> **The exercise**
Leave out the pictures and copy everything else in the entries exactly.

> **Material for this exercise**
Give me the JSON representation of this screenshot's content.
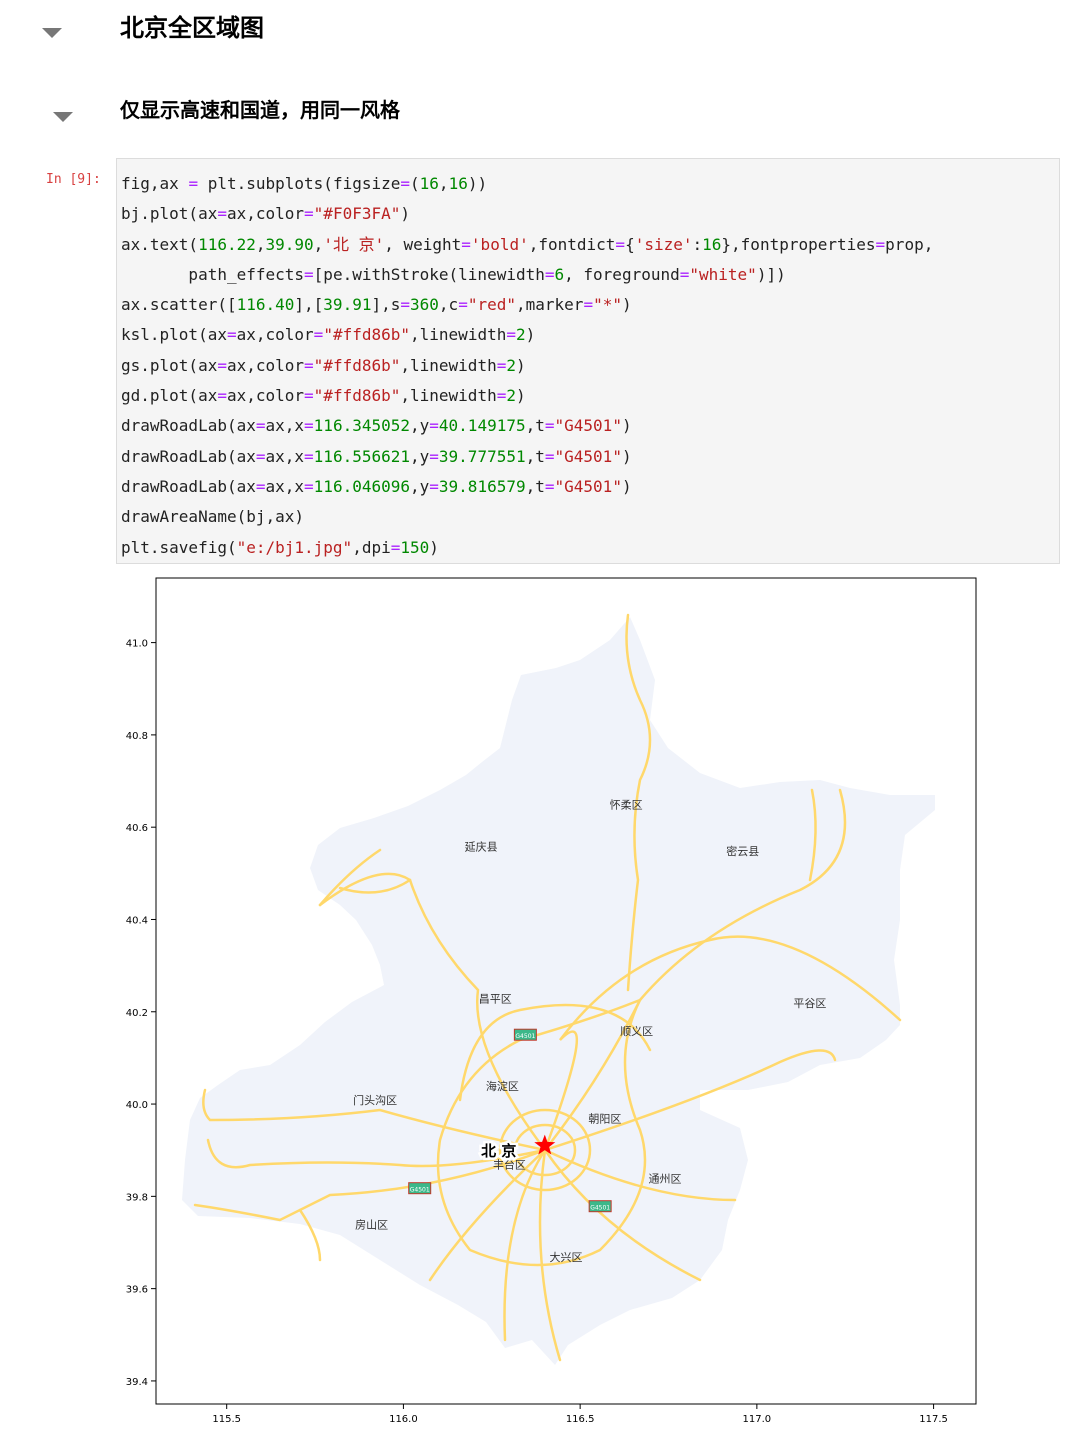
{
  "notebook": {
    "heading1": "北京全区域图",
    "heading2": "仅显示高速和国道，用同一风格",
    "prompt": "In [9]:",
    "code_lines": [
      "fig,ax = plt.subplots(figsize=(16,16))",
      "bj.plot(ax=ax,color=\"#F0F3FA\")",
      "ax.text(116.22,39.90,'北 京', weight='bold',fontdict={'size':16},fontproperties=prop,",
      "       path_effects=[pe.withStroke(linewidth=6, foreground=\"white\")])",
      "ax.scatter([116.40],[39.91],s=360,c=\"red\",marker=\"*\")",
      "ksl.plot(ax=ax,color=\"#ffd86b\",linewidth=2)",
      "gs.plot(ax=ax,color=\"#ffd86b\",linewidth=2)",
      "gd.plot(ax=ax,color=\"#ffd86b\",linewidth=2)",
      "drawRoadLab(ax=ax,x=116.345052,y=40.149175,t=\"G4501\")",
      "drawRoadLab(ax=ax,x=116.556621,y=39.777551,t=\"G4501\")",
      "drawRoadLab(ax=ax,x=116.046096,y=39.816579,t=\"G4501\")",
      "drawAreaName(bj,ax)",
      "plt.savefig(\"e:/bj1.jpg\",dpi=150)"
    ]
  },
  "chart_data": {
    "type": "map",
    "xlim": [
      115.3,
      117.62
    ],
    "ylim": [
      39.35,
      41.14
    ],
    "xticks": [
      "115.5",
      "116.0",
      "116.5",
      "117.0",
      "117.5"
    ],
    "yticks": [
      "39.4",
      "39.6",
      "39.8",
      "40.0",
      "40.2",
      "40.4",
      "40.6",
      "40.8",
      "41.0"
    ],
    "xticks_values": [
      115.5,
      116.0,
      116.5,
      117.0,
      117.5
    ],
    "yticks_values": [
      39.4,
      39.6,
      39.8,
      40.0,
      40.2,
      40.4,
      40.6,
      40.8,
      41.0
    ],
    "region_color": "#F0F3FA",
    "road_color": "#ffd86b",
    "city_label": {
      "text": "北 京",
      "x": 116.22,
      "y": 39.9
    },
    "star": {
      "x": 116.4,
      "y": 39.91,
      "color": "red"
    },
    "road_labels": [
      {
        "text": "G4501",
        "x": 116.345052,
        "y": 40.149175
      },
      {
        "text": "G4501",
        "x": 116.556621,
        "y": 39.777551
      },
      {
        "text": "G4501",
        "x": 116.046096,
        "y": 39.816579
      }
    ],
    "districts": [
      {
        "name": "怀柔区",
        "x": 116.63,
        "y": 40.64
      },
      {
        "name": "延庆县",
        "x": 116.22,
        "y": 40.55
      },
      {
        "name": "密云县",
        "x": 116.96,
        "y": 40.54
      },
      {
        "name": "昌平区",
        "x": 116.26,
        "y": 40.22
      },
      {
        "name": "平谷区",
        "x": 117.15,
        "y": 40.21
      },
      {
        "name": "顺义区",
        "x": 116.66,
        "y": 40.15
      },
      {
        "name": "海淀区",
        "x": 116.28,
        "y": 40.03
      },
      {
        "name": "门头沟区",
        "x": 115.92,
        "y": 40.0
      },
      {
        "name": "朝阳区",
        "x": 116.57,
        "y": 39.96
      },
      {
        "name": "丰台区",
        "x": 116.3,
        "y": 39.86
      },
      {
        "name": "通州区",
        "x": 116.74,
        "y": 39.83
      },
      {
        "name": "房山区",
        "x": 115.91,
        "y": 39.73
      },
      {
        "name": "大兴区",
        "x": 116.46,
        "y": 39.66
      }
    ]
  }
}
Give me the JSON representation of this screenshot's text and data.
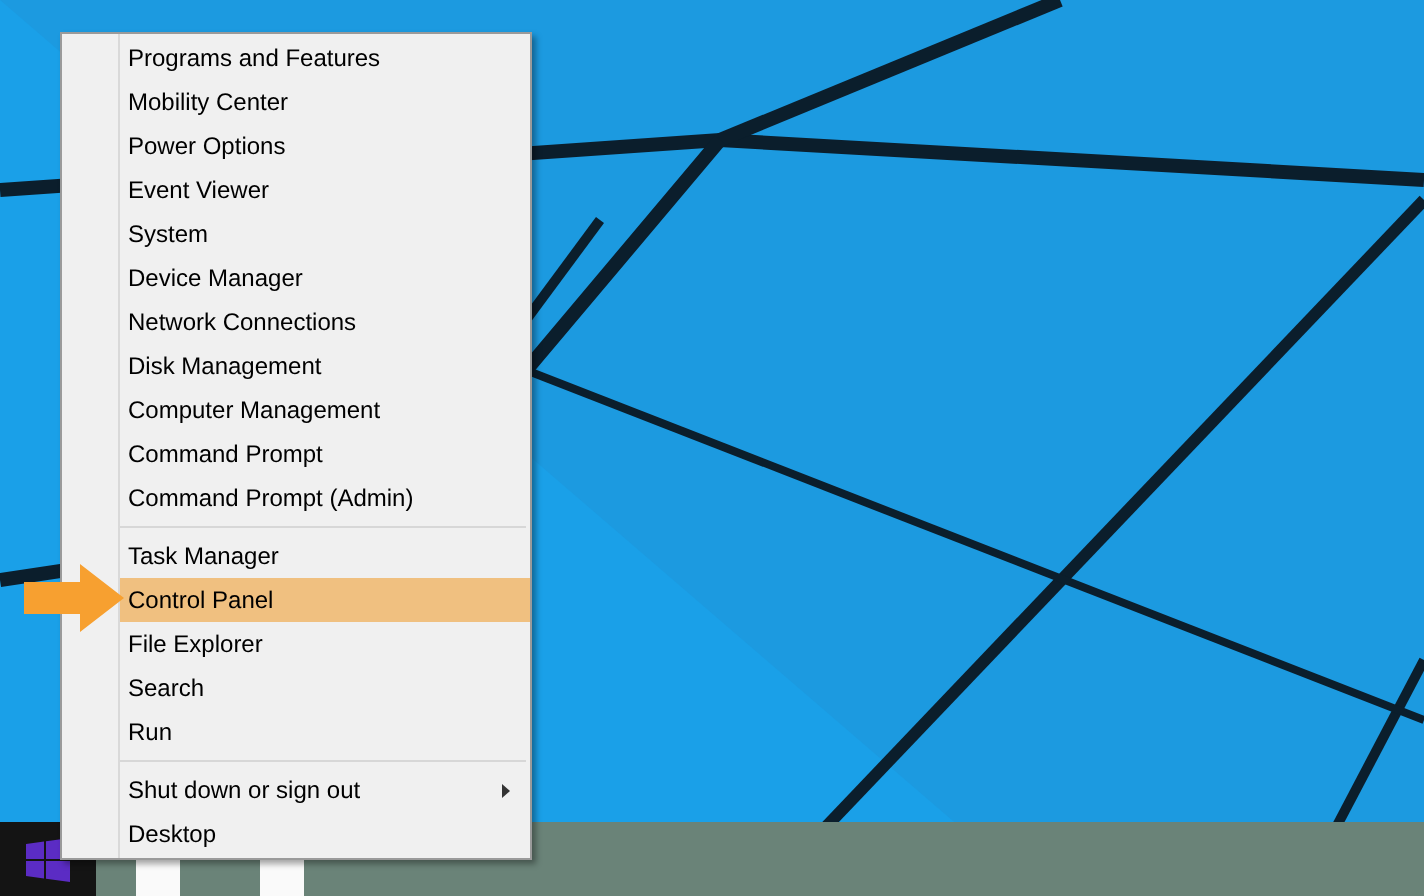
{
  "context_menu": {
    "groups": [
      {
        "items": [
          {
            "label": "Programs and Features",
            "selected": false,
            "has_submenu": false
          },
          {
            "label": "Mobility Center",
            "selected": false,
            "has_submenu": false
          },
          {
            "label": "Power Options",
            "selected": false,
            "has_submenu": false
          },
          {
            "label": "Event Viewer",
            "selected": false,
            "has_submenu": false
          },
          {
            "label": "System",
            "selected": false,
            "has_submenu": false
          },
          {
            "label": "Device Manager",
            "selected": false,
            "has_submenu": false
          },
          {
            "label": "Network Connections",
            "selected": false,
            "has_submenu": false
          },
          {
            "label": "Disk Management",
            "selected": false,
            "has_submenu": false
          },
          {
            "label": "Computer Management",
            "selected": false,
            "has_submenu": false
          },
          {
            "label": "Command Prompt",
            "selected": false,
            "has_submenu": false
          },
          {
            "label": "Command Prompt (Admin)",
            "selected": false,
            "has_submenu": false
          }
        ]
      },
      {
        "items": [
          {
            "label": "Task Manager",
            "selected": false,
            "has_submenu": false
          },
          {
            "label": "Control Panel",
            "selected": true,
            "has_submenu": false
          },
          {
            "label": "File Explorer",
            "selected": false,
            "has_submenu": false
          },
          {
            "label": "Search",
            "selected": false,
            "has_submenu": false
          },
          {
            "label": "Run",
            "selected": false,
            "has_submenu": false
          }
        ]
      },
      {
        "items": [
          {
            "label": "Shut down or sign out",
            "selected": false,
            "has_submenu": true
          },
          {
            "label": "Desktop",
            "selected": false,
            "has_submenu": false
          }
        ]
      }
    ]
  }
}
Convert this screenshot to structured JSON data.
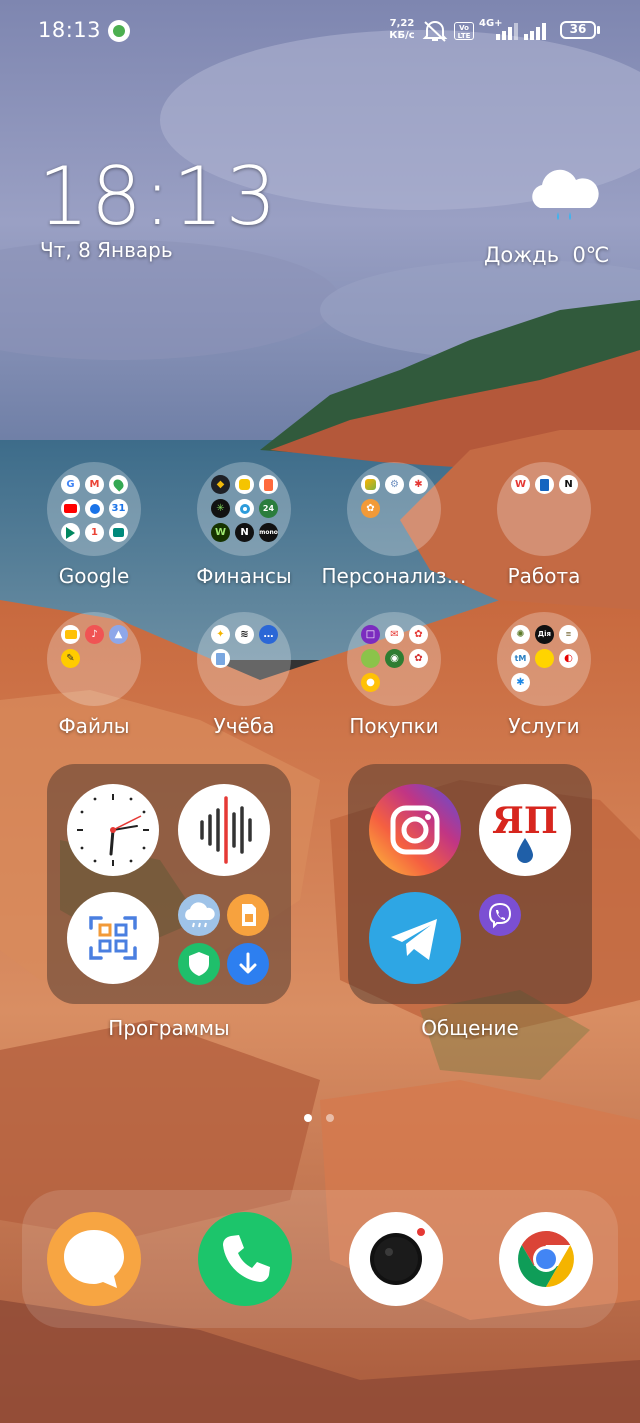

> **Reply**
Give me the JSON representation of this screenshot's content.
{
  "notebook": {
    "heading1": "北京全区域图",
    "heading2": "仅显示高速和国道，用同一风格",
    "prompt": "In [9]:",
    "code_lines": [
      "fig,ax = plt.subplots(figsize=(16,16))",
      "bj.plot(ax=ax,color=\"#F0F3FA\")",
      "ax.text(116.22,39.90,'北 京', weight='bold',fontdict={'size':16},fontproperties=prop,",
      "       path_effects=[pe.withStroke(linewidth=6, foreground=\"white\")])",
      "ax.scatter([116.40],[39.91],s=360,c=\"red\",marker=\"*\")",
      "ksl.plot(ax=ax,color=\"#ffd86b\",linewidth=2)",
      "gs.plot(ax=ax,color=\"#ffd86b\",linewidth=2)",
      "gd.plot(ax=ax,color=\"#ffd86b\",linewidth=2)",
      "drawRoadLab(ax=ax,x=116.345052,y=40.149175,t=\"G4501\")",
      "drawRoadLab(ax=ax,x=116.556621,y=39.777551,t=\"G4501\")",
      "drawRoadLab(ax=ax,x=116.046096,y=39.816579,t=\"G4501\")",
      "drawAreaName(bj,ax)",
      "plt.savefig(\"e:/bj1.jpg\",dpi=150)"
    ]
  },
  "chart_data": {
    "type": "map",
    "xlim": [
      115.3,
      117.62
    ],
    "ylim": [
      39.35,
      41.14
    ],
    "xticks": [
      "115.5",
      "116.0",
      "116.5",
      "117.0",
      "117.5"
    ],
    "yticks": [
      "39.4",
      "39.6",
      "39.8",
      "40.0",
      "40.2",
      "40.4",
      "40.6",
      "40.8",
      "41.0"
    ],
    "xticks_values": [
      115.5,
      116.0,
      116.5,
      117.0,
      117.5
    ],
    "yticks_values": [
      39.4,
      39.6,
      39.8,
      40.0,
      40.2,
      40.4,
      40.6,
      40.8,
      41.0
    ],
    "region_color": "#F0F3FA",
    "road_color": "#ffd86b",
    "city_label": {
      "text": "北 京",
      "x": 116.22,
      "y": 39.9
    },
    "star": {
      "x": 116.4,
      "y": 39.91,
      "color": "red"
    },
    "road_labels": [
      {
        "text": "G4501",
        "x": 116.345052,
        "y": 40.149175
      },
      {
        "text": "G4501",
        "x": 116.556621,
        "y": 39.777551
      },
      {
        "text": "G4501",
        "x": 116.046096,
        "y": 39.816579
      }
    ],
    "districts": [
      {
        "name": "怀柔区",
        "x": 116.63,
        "y": 40.64
      },
      {
        "name": "延庆县",
        "x": 116.22,
        "y": 40.55
      },
      {
        "name": "密云县",
        "x": 116.96,
        "y": 40.54
      },
      {
        "name": "昌平区",
        "x": 116.26,
        "y": 40.22
      },
      {
        "name": "平谷区",
        "x": 117.15,
        "y": 40.21
      },
      {
        "name": "顺义区",
        "x": 116.66,
        "y": 40.15
      },
      {
        "name": "海淀区",
        "x": 116.28,
        "y": 40.03
      },
      {
        "name": "门头沟区",
        "x": 115.92,
        "y": 40.0
      },
      {
        "name": "朝阳区",
        "x": 116.57,
        "y": 39.96
      },
      {
        "name": "丰台区",
        "x": 116.3,
        "y": 39.86
      },
      {
        "name": "通州区",
        "x": 116.74,
        "y": 39.83
      },
      {
        "name": "房山区",
        "x": 115.91,
        "y": 39.73
      },
      {
        "name": "大兴区",
        "x": 116.46,
        "y": 39.66
      }
    ]
  }
}
Give me the JSON representation of this screenshot's text and data.
{
  "context_menu": {
    "groups": [
      {
        "items": [
          {
            "label": "Programs and Features",
            "selected": false,
            "has_submenu": false
          },
          {
            "label": "Mobility Center",
            "selected": false,
            "has_submenu": false
          },
          {
            "label": "Power Options",
            "selected": false,
            "has_submenu": false
          },
          {
            "label": "Event Viewer",
            "selected": false,
            "has_submenu": false
          },
          {
            "label": "System",
            "selected": false,
            "has_submenu": false
          },
          {
            "label": "Device Manager",
            "selected": false,
            "has_submenu": false
          },
          {
            "label": "Network Connections",
            "selected": false,
            "has_submenu": false
          },
          {
            "label": "Disk Management",
            "selected": false,
            "has_submenu": false
          },
          {
            "label": "Computer Management",
            "selected": false,
            "has_submenu": false
          },
          {
            "label": "Command Prompt",
            "selected": false,
            "has_submenu": false
          },
          {
            "label": "Command Prompt (Admin)",
            "selected": false,
            "has_submenu": false
          }
        ]
      },
      {
        "items": [
          {
            "label": "Task Manager",
            "selected": false,
            "has_submenu": false
          },
          {
            "label": "Control Panel",
            "selected": true,
            "has_submenu": false
          },
          {
            "label": "File Explorer",
            "selected": false,
            "has_submenu": false
          },
          {
            "label": "Search",
            "selected": false,
            "has_submenu": false
          },
          {
            "label": "Run",
            "selected": false,
            "has_submenu": false
          }
        ]
      },
      {
        "items": [
          {
            "label": "Shut down or sign out",
            "selected": false,
            "has_submenu": true
          },
          {
            "label": "Desktop",
            "selected": false,
            "has_submenu": false
          }
        ]
      }
    ]
  }
}
Convert this screenshot to structured JSON data.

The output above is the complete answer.